Transcribe the records that follow exactly. Skip the pictures.
## begin RECORDS TO PROCESS
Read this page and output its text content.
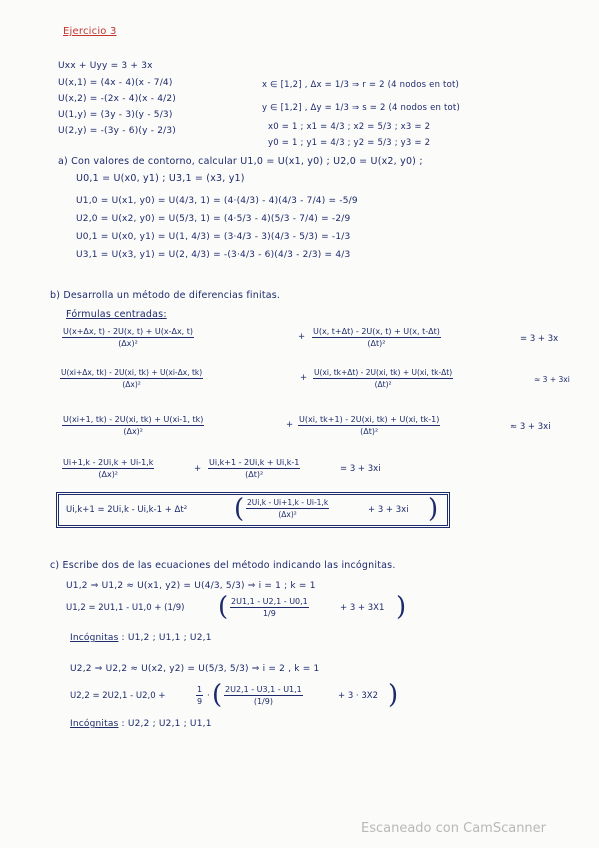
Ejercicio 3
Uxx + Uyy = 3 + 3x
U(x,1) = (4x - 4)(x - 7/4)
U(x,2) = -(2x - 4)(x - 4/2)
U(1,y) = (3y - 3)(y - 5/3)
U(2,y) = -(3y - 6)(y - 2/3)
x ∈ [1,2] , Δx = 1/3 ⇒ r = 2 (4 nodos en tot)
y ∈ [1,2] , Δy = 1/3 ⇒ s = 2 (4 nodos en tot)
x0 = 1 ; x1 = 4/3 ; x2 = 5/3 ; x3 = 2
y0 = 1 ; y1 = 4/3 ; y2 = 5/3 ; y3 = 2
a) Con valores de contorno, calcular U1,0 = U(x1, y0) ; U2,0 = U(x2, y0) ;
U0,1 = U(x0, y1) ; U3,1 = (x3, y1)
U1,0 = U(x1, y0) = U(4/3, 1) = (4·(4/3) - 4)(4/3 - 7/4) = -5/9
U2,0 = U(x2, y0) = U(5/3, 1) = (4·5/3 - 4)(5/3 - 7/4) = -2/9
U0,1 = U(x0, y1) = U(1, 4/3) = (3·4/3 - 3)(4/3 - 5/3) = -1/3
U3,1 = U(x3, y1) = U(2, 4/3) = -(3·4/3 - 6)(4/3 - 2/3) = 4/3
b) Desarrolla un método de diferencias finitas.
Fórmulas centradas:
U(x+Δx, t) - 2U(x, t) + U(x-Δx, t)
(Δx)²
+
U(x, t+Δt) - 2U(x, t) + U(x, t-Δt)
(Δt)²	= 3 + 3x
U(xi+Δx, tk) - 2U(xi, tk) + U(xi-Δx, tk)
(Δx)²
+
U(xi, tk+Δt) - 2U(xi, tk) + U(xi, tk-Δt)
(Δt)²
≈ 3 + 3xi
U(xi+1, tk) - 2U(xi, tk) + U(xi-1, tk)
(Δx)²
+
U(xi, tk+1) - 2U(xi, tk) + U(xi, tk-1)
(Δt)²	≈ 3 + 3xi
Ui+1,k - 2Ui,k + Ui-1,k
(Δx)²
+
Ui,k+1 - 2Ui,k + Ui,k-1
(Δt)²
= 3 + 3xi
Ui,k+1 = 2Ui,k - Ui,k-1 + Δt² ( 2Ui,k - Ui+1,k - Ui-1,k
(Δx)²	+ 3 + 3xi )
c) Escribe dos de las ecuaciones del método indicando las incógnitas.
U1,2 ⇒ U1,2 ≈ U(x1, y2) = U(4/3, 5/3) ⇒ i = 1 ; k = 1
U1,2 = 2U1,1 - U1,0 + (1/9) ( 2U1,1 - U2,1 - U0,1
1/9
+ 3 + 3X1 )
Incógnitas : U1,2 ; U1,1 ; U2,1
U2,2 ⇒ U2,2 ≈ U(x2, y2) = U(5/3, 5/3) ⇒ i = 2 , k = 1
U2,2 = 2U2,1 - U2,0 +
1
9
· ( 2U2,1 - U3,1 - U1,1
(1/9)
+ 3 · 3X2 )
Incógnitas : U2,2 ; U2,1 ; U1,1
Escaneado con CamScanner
## end RECORDS TO PROCESS
» ANSWER BELOW:
Read this page and output its text content.
Ejercicio 3
Uxx + Uyy = 3 + 3x
U(x,1) = (4x - 4)(x - 7/4)
U(x,2) = -(2x - 4)(x - 4/2)
U(1,y) = (3y - 3)(y - 5/3)
U(2,y) = -(3y - 6)(y - 2/3)
x ∈ [1,2] , Δx = 1/3 ⇒ r = 2 (4 nodos en tot)
y ∈ [1,2] , Δy = 1/3 ⇒ s = 2 (4 nodos en tot)
x0 = 1 ; x1 = 4/3 ; x2 = 5/3 ; x3 = 2
y0 = 1 ; y1 = 4/3 ; y2 = 5/3 ; y3 = 2
a) Con valores de contorno, calcular U1,0 = U(x1, y0) ; U2,0 = U(x2, y0) ;
U0,1 = U(x0, y1) ; U3,1 = (x3, y1)
U1,0 = U(x1, y0) = U(4/3, 1) = (4·(4/3) - 4)(4/3 - 7/4) = -5/9
U2,0 = U(x2, y0) = U(5/3, 1) = (4·5/3 - 4)(5/3 - 7/4) = -2/9
U0,1 = U(x0, y1) = U(1, 4/3) = (3·4/3 - 3)(4/3 - 5/3) = -1/3
U3,1 = U(x3, y1) = U(2, 4/3) = -(3·4/3 - 6)(4/3 - 2/3) = 4/3
b) Desarrolla un método de diferencias finitas.
Fórmulas centradas:
U(x+Δx, t) - 2U(x, t) + U(x-Δx, t)
(Δx)²
+
U(x, t+Δt) - 2U(x, t) + U(x, t-Δt)
(Δt)²	= 3 + 3x
U(xi+Δx, tk) - 2U(xi, tk) + U(xi-Δx, tk)
(Δx)²
+
U(xi, tk+Δt) - 2U(xi, tk) + U(xi, tk-Δt)
(Δt)²
≈ 3 + 3xi
U(xi+1, tk) - 2U(xi, tk) + U(xi-1, tk)
(Δx)²
+
U(xi, tk+1) - 2U(xi, tk) + U(xi, tk-1)
(Δt)²	≈ 3 + 3xi
Ui+1,k - 2Ui,k + Ui-1,k
(Δx)²
+
Ui,k+1 - 2Ui,k + Ui,k-1
(Δt)²
= 3 + 3xi
Ui,k+1 = 2Ui,k - Ui,k-1 + Δt² ( 2Ui,k - Ui+1,k - Ui-1,k
(Δx)²	+ 3 + 3xi )
c) Escribe dos de las ecuaciones del método indicando las incógnitas.
U1,2 ⇒ U1,2 ≈ U(x1, y2) = U(4/3, 5/3) ⇒ i = 1 ; k = 1
U1,2 = 2U1,1 - U1,0 + (1/9) ( 2U1,1 - U2,1 - U0,1
1/9
+ 3 + 3X1 )
Incógnitas : U1,2 ; U1,1 ; U2,1
U2,2 ⇒ U2,2 ≈ U(x2, y2) = U(5/3, 5/3) ⇒ i = 2 , k = 1
U2,2 = 2U2,1 - U2,0 +
1
9
· ( 2U2,1 - U3,1 - U1,1
(1/9)
+ 3 · 3X2 )
Incógnitas : U2,2 ; U2,1 ; U1,1
Escaneado con CamScanner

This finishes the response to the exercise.